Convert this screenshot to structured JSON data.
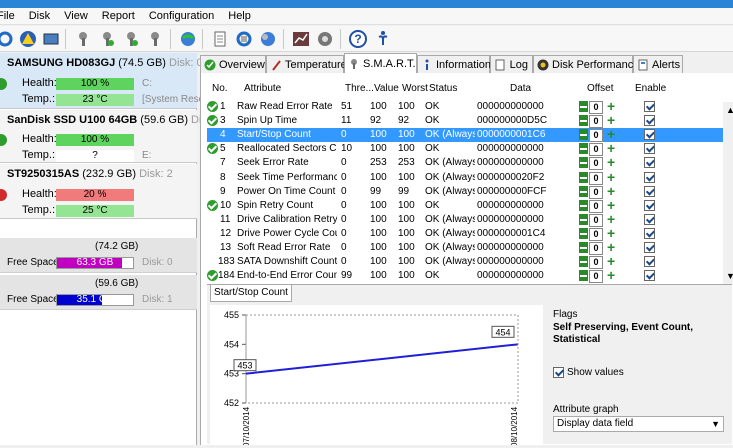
{
  "menu": [
    "File",
    "Disk",
    "View",
    "Report",
    "Configuration",
    "Help"
  ],
  "toolbar": [
    "refresh-icon",
    "warning-icon",
    "disk-icon",
    "wrench-icon",
    "wrench-icon",
    "wrench-icon",
    "wrench-icon",
    "globe-icon",
    "document-icon",
    "refresh-icon",
    "globe-arrows-icon",
    "chart-icon",
    "settings-icon",
    "help-icon",
    "info-icon"
  ],
  "disks": [
    {
      "name": "SAMSUNG HD083GJ",
      "size": "(74.5 GB)",
      "disk": "Disk: 0",
      "health_label": "Health:",
      "health": "100 %",
      "health_pct": 100,
      "health_color": "#5ed35e",
      "temp_label": "Temp.:",
      "temp": "23 °C",
      "temp_color": "#93e493",
      "vol1": "C:",
      "vol2": "[System Rese",
      "status": "ok"
    },
    {
      "name": "SanDisk SSD U100 64GB",
      "size": "(59.6 GB)",
      "disk": "Disk: 1",
      "health_label": "Health:",
      "health": "100 %",
      "health_pct": 100,
      "health_color": "#5ed35e",
      "temp_label": "Temp.:",
      "temp": "?",
      "temp_color": "#ffffff",
      "vol1": "E:",
      "vol2": "",
      "status": "ok"
    },
    {
      "name": "ST9250315AS",
      "size": "(232.9 GB)",
      "disk": "Disk: 2",
      "health_label": "Health:",
      "health": "20 %",
      "health_pct": 20,
      "health_color": "#f17a7a",
      "temp_label": "Temp.:",
      "temp": "25 °C",
      "temp_color": "#93e493",
      "vol1": "",
      "vol2": "",
      "status": "bad"
    }
  ],
  "volumes": [
    {
      "size": "(74.2 GB)",
      "label": "Free Space",
      "free": "63.3 GB",
      "free_pct": 85,
      "color": "#c000c0",
      "disk": "Disk: 0"
    },
    {
      "size": "(59.6 GB)",
      "label": "Free Space",
      "free": "35.1 GB",
      "free_pct": 59,
      "color": "#0000d0",
      "disk": "Disk: 1"
    }
  ],
  "tabs": [
    {
      "label": "Overview",
      "icon": "check-icon"
    },
    {
      "label": "Temperature",
      "icon": "thermometer-icon"
    },
    {
      "label": "S.M.A.R.T.",
      "icon": "wrench-icon"
    },
    {
      "label": "Information",
      "icon": "info-icon"
    },
    {
      "label": "Log",
      "icon": "log-icon"
    },
    {
      "label": "Disk Performance",
      "icon": "performance-icon"
    },
    {
      "label": "Alerts",
      "icon": "alerts-icon"
    }
  ],
  "smart": {
    "headers": {
      "no": "No.",
      "attribute": "Attribute",
      "threshold": "Thre...",
      "value": "Value",
      "worst": "Worst",
      "status": "Status",
      "data": "Data",
      "offset": "Offset",
      "enable": "Enable"
    },
    "rows": [
      {
        "icon": true,
        "no": "1",
        "attr": "Raw Read Error Rate",
        "thr": "51",
        "val": "100",
        "worst": "100",
        "status": "OK",
        "data": "000000000000",
        "offset": "0"
      },
      {
        "icon": true,
        "no": "3",
        "attr": "Spin Up Time",
        "thr": "11",
        "val": "92",
        "worst": "92",
        "status": "OK",
        "data": "000000000D5C",
        "offset": "0"
      },
      {
        "icon": false,
        "no": "4",
        "attr": "Start/Stop Count",
        "thr": "0",
        "val": "100",
        "worst": "100",
        "status": "OK (Always...",
        "data": "0000000001C6",
        "offset": "0",
        "selected": true
      },
      {
        "icon": true,
        "no": "5",
        "attr": "Reallocated Sectors Co...",
        "thr": "10",
        "val": "100",
        "worst": "100",
        "status": "OK",
        "data": "000000000000",
        "offset": "0"
      },
      {
        "icon": false,
        "no": "7",
        "attr": "Seek Error Rate",
        "thr": "0",
        "val": "253",
        "worst": "253",
        "status": "OK (Always...",
        "data": "000000000000",
        "offset": "0"
      },
      {
        "icon": false,
        "no": "8",
        "attr": "Seek Time Performance",
        "thr": "0",
        "val": "100",
        "worst": "100",
        "status": "OK (Always...",
        "data": "0000000020F2",
        "offset": "0"
      },
      {
        "icon": false,
        "no": "9",
        "attr": "Power On Time Count",
        "thr": "0",
        "val": "99",
        "worst": "99",
        "status": "OK (Always...",
        "data": "000000000FCF",
        "offset": "0"
      },
      {
        "icon": true,
        "no": "10",
        "attr": "Spin Retry Count",
        "thr": "0",
        "val": "100",
        "worst": "100",
        "status": "OK",
        "data": "000000000000",
        "offset": "0"
      },
      {
        "icon": false,
        "no": "11",
        "attr": "Drive Calibration Retry ...",
        "thr": "0",
        "val": "100",
        "worst": "100",
        "status": "OK (Always...",
        "data": "000000000000",
        "offset": "0"
      },
      {
        "icon": false,
        "no": "12",
        "attr": "Drive Power Cycle Count",
        "thr": "0",
        "val": "100",
        "worst": "100",
        "status": "OK (Always...",
        "data": "0000000001C4",
        "offset": "0"
      },
      {
        "icon": false,
        "no": "13",
        "attr": "Soft Read Error Rate",
        "thr": "0",
        "val": "100",
        "worst": "100",
        "status": "OK (Always...",
        "data": "000000000000",
        "offset": "0"
      },
      {
        "icon": false,
        "no": "183",
        "attr": "SATA Downshift Count",
        "thr": "0",
        "val": "100",
        "worst": "100",
        "status": "OK (Always...",
        "data": "000000000000",
        "offset": "0"
      },
      {
        "icon": true,
        "no": "184",
        "attr": "End-to-End Error Count",
        "thr": "99",
        "val": "100",
        "worst": "100",
        "status": "OK",
        "data": "000000000000",
        "offset": "0"
      }
    ]
  },
  "detail": {
    "subtab": "Start/Stop Count",
    "flags_title": "Flags",
    "flags_value": "Self Preserving, Event Count, Statistical",
    "show_values": "Show values",
    "attr_graph_label": "Attribute graph",
    "attr_graph_value": "Display data field"
  },
  "chart_data": {
    "type": "line",
    "x": [
      "07/10/2014",
      "08/10/2014"
    ],
    "y": [
      453,
      454
    ],
    "data_labels": [
      "453",
      "454"
    ],
    "yticks": [
      "455",
      "454",
      "453",
      "452"
    ],
    "ylim": [
      452,
      455
    ],
    "line_color": "#1f1fd6"
  }
}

## What to do
Determine how many lines above contain "Error" as a word or string. Give the number alone.

## Output below
4